Retype the entries character for character, starting with their first line and stopping after the line that contains "- data-labels: 92", and include that line.

## Start RECORDED DATA

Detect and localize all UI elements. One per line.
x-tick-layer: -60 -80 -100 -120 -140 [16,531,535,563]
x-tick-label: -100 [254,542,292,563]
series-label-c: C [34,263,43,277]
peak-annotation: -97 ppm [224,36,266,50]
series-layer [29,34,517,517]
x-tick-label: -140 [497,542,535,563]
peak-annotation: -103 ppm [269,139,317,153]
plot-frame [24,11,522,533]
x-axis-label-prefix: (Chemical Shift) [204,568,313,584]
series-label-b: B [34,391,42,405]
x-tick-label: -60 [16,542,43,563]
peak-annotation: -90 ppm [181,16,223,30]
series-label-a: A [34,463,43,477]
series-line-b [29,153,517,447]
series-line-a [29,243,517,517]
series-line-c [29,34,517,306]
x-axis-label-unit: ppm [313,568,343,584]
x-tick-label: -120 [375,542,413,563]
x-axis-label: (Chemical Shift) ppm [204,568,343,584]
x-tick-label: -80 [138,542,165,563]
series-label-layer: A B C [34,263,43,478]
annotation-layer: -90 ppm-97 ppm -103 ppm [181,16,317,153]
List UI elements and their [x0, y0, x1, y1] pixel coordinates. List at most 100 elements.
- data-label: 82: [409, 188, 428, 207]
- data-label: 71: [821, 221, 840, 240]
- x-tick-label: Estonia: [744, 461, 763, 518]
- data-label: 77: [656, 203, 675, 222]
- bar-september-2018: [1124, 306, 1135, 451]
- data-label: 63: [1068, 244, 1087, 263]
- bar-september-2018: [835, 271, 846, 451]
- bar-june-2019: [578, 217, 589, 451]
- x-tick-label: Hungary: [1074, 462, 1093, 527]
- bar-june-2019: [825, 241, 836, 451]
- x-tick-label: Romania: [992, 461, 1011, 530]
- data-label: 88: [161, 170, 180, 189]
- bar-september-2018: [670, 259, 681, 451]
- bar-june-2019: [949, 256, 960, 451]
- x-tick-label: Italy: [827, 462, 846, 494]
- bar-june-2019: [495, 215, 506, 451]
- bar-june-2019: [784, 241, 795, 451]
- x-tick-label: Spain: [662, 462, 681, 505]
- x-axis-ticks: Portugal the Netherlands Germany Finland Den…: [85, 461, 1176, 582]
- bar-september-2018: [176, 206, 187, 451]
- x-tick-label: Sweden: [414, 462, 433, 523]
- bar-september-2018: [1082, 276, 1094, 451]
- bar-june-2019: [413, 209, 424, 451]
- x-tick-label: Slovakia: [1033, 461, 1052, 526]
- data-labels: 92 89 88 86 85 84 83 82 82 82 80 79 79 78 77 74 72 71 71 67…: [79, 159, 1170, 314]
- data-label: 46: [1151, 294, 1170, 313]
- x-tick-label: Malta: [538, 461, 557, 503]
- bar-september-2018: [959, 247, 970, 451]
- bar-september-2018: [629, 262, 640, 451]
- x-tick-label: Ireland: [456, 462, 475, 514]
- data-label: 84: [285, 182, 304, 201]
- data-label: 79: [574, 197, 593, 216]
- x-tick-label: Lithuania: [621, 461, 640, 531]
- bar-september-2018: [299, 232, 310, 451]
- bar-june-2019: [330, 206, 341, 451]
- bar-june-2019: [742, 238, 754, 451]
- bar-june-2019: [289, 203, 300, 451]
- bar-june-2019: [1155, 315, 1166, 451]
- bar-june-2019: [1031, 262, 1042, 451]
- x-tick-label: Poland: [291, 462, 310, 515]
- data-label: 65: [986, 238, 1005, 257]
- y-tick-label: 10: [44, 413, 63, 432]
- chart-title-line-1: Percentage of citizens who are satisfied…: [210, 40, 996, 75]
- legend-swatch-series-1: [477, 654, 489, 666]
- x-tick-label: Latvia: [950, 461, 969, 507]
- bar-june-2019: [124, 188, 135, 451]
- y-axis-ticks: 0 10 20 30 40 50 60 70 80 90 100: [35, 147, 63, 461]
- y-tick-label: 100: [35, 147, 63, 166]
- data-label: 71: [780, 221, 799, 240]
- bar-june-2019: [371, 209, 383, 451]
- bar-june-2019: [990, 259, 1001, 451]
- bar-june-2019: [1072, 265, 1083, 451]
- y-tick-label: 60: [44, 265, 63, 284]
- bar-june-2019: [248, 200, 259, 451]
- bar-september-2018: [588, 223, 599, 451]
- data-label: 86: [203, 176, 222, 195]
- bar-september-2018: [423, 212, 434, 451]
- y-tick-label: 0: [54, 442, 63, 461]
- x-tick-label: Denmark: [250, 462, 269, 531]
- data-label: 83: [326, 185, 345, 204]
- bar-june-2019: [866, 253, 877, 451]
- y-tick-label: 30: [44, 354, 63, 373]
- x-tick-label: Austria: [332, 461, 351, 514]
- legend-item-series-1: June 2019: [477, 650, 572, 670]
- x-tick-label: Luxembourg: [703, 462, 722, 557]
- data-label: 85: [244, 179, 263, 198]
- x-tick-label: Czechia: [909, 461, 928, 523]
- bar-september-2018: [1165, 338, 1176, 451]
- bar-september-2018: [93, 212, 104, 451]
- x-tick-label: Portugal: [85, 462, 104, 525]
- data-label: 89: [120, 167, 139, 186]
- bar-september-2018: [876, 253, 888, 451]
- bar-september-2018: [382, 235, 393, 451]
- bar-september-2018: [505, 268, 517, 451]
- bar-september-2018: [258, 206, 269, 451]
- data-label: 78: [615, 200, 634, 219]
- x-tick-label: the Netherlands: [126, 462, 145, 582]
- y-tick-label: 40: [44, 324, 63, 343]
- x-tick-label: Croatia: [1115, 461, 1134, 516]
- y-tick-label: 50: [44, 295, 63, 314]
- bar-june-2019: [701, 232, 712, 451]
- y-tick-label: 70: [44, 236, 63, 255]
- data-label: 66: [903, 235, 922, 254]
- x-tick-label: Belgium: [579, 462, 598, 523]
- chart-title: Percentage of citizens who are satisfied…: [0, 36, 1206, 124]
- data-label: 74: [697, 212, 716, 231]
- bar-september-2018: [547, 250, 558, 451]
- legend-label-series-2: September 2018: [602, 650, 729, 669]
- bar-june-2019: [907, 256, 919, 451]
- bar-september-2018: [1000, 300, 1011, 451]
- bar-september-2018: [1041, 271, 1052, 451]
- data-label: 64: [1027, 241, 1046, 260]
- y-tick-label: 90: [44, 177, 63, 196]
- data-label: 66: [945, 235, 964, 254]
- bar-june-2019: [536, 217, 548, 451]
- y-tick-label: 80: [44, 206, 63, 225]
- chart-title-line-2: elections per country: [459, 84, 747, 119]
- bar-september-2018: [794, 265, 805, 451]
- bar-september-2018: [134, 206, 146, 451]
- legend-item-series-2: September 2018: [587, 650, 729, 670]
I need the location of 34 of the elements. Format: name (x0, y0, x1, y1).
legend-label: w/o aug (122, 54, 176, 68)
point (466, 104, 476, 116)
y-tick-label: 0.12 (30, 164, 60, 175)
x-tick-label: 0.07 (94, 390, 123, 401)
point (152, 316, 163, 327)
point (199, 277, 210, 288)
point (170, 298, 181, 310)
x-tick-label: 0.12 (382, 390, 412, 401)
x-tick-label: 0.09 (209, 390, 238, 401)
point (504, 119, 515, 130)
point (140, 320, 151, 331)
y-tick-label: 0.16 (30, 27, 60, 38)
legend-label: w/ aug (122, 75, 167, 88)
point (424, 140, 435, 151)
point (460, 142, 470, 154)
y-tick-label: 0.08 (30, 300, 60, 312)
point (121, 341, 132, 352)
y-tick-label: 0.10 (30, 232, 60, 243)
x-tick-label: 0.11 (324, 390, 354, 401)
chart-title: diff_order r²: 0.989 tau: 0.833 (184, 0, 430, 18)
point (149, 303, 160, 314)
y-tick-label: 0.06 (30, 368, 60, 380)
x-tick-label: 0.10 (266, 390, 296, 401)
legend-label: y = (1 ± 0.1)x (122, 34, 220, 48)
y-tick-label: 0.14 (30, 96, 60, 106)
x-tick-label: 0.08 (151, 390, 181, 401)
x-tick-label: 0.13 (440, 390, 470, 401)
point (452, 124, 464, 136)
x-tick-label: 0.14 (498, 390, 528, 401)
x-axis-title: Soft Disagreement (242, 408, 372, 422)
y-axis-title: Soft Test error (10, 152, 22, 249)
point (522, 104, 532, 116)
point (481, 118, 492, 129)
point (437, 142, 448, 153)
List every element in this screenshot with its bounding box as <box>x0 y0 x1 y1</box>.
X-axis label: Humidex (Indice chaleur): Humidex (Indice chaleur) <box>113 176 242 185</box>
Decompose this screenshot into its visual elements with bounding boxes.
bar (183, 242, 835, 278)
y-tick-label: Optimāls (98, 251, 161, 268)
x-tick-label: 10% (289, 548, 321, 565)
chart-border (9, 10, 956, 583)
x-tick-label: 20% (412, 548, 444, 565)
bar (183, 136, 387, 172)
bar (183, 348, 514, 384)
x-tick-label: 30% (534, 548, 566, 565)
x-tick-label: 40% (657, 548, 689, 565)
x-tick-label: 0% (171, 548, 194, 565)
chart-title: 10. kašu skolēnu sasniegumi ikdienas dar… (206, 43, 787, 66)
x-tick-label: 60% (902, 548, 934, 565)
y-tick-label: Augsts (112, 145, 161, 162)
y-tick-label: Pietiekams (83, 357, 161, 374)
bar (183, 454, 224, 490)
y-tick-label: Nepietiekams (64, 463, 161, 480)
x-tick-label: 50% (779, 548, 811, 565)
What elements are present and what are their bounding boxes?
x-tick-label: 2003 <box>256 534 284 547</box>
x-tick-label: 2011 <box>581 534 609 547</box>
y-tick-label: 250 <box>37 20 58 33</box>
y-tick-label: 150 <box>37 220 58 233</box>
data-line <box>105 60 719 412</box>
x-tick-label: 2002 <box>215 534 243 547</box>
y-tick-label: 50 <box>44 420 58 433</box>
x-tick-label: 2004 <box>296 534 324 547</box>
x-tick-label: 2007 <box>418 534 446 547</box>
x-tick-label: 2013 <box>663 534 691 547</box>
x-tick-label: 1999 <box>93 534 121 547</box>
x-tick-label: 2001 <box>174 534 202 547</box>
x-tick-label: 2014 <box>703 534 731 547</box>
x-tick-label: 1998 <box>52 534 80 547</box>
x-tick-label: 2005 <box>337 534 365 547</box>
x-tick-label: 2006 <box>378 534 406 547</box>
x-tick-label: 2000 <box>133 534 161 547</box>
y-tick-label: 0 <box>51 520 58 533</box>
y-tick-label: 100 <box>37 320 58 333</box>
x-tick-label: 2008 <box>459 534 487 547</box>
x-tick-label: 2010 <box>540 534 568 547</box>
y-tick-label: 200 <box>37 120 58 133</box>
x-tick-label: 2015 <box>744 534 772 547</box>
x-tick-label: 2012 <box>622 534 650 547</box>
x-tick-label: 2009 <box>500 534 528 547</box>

## End RECORDED DATA

**THE RESULT:**
Detect and localize all UI elements. One per line.
x-tick-layer: -60 -80 -100 -120 -140 [16,531,535,563]
x-tick-label: -100 [254,542,292,563]
series-label-c: C [34,263,43,277]
peak-annotation: -97 ppm [224,36,266,50]
series-layer [29,34,517,517]
x-tick-label: -140 [497,542,535,563]
peak-annotation: -103 ppm [269,139,317,153]
plot-frame [24,11,522,533]
x-axis-label-prefix: (Chemical Shift) [204,568,313,584]
series-label-b: B [34,391,42,405]
x-tick-label: -60 [16,542,43,563]
peak-annotation: -90 ppm [181,16,223,30]
series-label-a: A [34,463,43,477]
series-line-b [29,153,517,447]
series-line-a [29,243,517,517]
series-line-c [29,34,517,306]
x-axis-label-unit: ppm [313,568,343,584]
x-tick-label: -120 [375,542,413,563]
x-axis-label: (Chemical Shift) ppm [204,568,343,584]
x-tick-label: -80 [138,542,165,563]
series-label-layer: A B C [34,263,43,478]
annotation-layer: -90 ppm-97 ppm -103 ppm [181,16,317,153]
List UI elements and their [x0, y0, x1, y1] pixel coordinates. List at most 100 elements.
- data-label: 82: [409, 188, 428, 207]
- data-label: 71: [821, 221, 840, 240]
- x-tick-label: Estonia: [744, 461, 763, 518]
- data-label: 77: [656, 203, 675, 222]
- bar-september-2018: [1124, 306, 1135, 451]
- data-label: 63: [1068, 244, 1087, 263]
- bar-september-2018: [835, 271, 846, 451]
- bar-june-2019: [578, 217, 589, 451]
- x-tick-label: Hungary: [1074, 462, 1093, 527]
- bar-june-2019: [825, 241, 836, 451]
- x-tick-label: Romania: [992, 461, 1011, 530]
- data-label: 88: [161, 170, 180, 189]
- bar-september-2018: [670, 259, 681, 451]
- bar-june-2019: [949, 256, 960, 451]
- x-tick-label: Italy: [827, 462, 846, 494]
- bar-june-2019: [495, 215, 506, 451]
- bar-june-2019: [784, 241, 795, 451]
- x-tick-label: Spain: [662, 462, 681, 505]
- x-axis-ticks: Portugal the Netherlands Germany Finland Den…: [85, 461, 1176, 582]
- bar-september-2018: [176, 206, 187, 451]
- x-tick-label: Sweden: [414, 462, 433, 523]
- bar-september-2018: [1082, 276, 1094, 451]
- bar-june-2019: [413, 209, 424, 451]
- x-tick-label: Slovakia: [1033, 461, 1052, 526]
- data-labels: 92 89 88 86 85 84 83 82 82 82 80 79 79 78 77 74 72 71 71 67…: [79, 159, 1170, 314]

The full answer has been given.